Objective:
Take each line containing the word "style" and copy it.

Entries provided:
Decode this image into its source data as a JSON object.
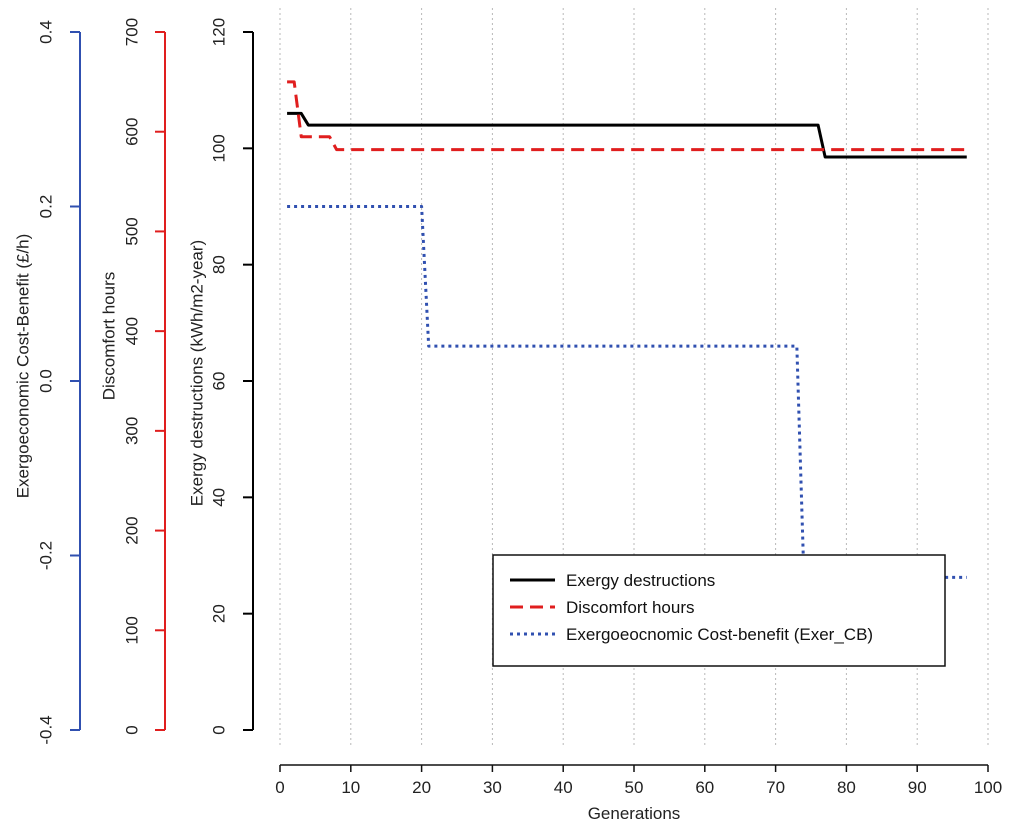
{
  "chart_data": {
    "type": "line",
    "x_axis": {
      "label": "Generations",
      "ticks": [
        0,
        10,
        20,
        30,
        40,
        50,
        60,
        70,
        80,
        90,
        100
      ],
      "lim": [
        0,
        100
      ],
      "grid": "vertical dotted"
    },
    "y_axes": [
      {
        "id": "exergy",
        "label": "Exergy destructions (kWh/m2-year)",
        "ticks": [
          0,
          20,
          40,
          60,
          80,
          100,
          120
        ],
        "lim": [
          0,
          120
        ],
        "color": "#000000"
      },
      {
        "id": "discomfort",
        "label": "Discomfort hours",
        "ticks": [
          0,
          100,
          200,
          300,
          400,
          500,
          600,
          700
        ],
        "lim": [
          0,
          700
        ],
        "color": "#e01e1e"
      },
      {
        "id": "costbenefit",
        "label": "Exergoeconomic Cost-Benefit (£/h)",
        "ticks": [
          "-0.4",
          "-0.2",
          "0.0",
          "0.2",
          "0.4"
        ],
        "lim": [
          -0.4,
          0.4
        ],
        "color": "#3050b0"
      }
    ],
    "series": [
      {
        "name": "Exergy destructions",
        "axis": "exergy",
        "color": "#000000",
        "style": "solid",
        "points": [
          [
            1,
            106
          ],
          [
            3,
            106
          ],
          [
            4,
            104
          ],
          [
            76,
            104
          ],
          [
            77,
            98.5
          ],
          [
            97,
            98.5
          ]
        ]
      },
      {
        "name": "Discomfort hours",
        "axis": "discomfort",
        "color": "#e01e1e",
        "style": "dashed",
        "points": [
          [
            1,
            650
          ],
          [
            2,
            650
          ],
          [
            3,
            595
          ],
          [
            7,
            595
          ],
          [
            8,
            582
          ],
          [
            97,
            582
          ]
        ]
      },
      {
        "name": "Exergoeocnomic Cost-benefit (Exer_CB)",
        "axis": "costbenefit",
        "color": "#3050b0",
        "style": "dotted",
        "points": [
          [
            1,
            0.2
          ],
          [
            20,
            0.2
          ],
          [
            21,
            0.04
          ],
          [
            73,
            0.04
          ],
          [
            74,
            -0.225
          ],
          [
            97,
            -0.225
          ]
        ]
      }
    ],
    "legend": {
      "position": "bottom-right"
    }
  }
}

==

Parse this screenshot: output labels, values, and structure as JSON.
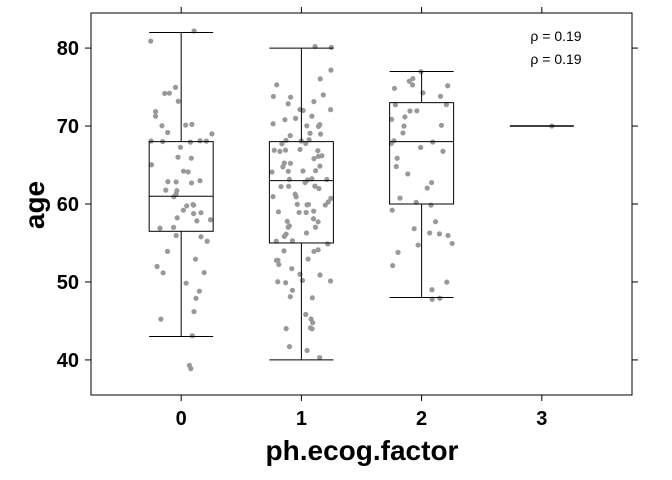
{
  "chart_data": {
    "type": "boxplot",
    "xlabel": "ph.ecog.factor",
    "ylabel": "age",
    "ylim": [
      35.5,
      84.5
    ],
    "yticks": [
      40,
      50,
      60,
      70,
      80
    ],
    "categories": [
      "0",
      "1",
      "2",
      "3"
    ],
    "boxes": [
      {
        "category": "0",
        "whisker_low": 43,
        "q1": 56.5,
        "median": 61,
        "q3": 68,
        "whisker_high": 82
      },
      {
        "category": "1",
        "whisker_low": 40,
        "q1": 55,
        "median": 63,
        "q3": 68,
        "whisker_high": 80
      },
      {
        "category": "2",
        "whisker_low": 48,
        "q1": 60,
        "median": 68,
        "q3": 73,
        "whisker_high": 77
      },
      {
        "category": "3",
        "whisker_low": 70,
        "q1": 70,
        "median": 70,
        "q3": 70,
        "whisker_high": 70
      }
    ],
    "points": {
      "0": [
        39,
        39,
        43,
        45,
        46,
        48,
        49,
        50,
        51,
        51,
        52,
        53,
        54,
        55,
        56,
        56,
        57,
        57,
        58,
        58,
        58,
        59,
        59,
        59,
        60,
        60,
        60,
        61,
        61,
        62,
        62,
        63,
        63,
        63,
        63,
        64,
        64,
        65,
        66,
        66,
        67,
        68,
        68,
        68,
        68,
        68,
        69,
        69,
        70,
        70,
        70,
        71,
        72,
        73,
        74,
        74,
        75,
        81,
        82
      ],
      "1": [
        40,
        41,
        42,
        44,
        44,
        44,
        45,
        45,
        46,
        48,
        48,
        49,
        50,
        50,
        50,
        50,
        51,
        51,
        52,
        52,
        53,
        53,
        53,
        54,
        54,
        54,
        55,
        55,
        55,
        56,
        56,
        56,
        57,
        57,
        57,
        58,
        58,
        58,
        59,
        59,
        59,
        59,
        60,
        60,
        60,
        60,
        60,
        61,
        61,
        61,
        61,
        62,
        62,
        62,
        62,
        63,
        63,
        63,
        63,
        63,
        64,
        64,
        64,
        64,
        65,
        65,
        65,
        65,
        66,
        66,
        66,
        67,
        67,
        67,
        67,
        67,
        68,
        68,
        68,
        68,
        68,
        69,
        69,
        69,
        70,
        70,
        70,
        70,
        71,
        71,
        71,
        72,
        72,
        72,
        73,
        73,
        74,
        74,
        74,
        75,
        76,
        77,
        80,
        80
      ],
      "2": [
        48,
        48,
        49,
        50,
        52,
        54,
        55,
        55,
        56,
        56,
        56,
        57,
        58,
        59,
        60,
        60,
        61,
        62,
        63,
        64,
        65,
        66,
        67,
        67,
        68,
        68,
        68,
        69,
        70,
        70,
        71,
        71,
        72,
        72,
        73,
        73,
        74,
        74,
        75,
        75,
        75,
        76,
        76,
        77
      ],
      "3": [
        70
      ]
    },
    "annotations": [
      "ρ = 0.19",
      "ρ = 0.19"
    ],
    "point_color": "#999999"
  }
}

Response:
        "style": "solid",
        "style": "dashed",
        "style": "dotted",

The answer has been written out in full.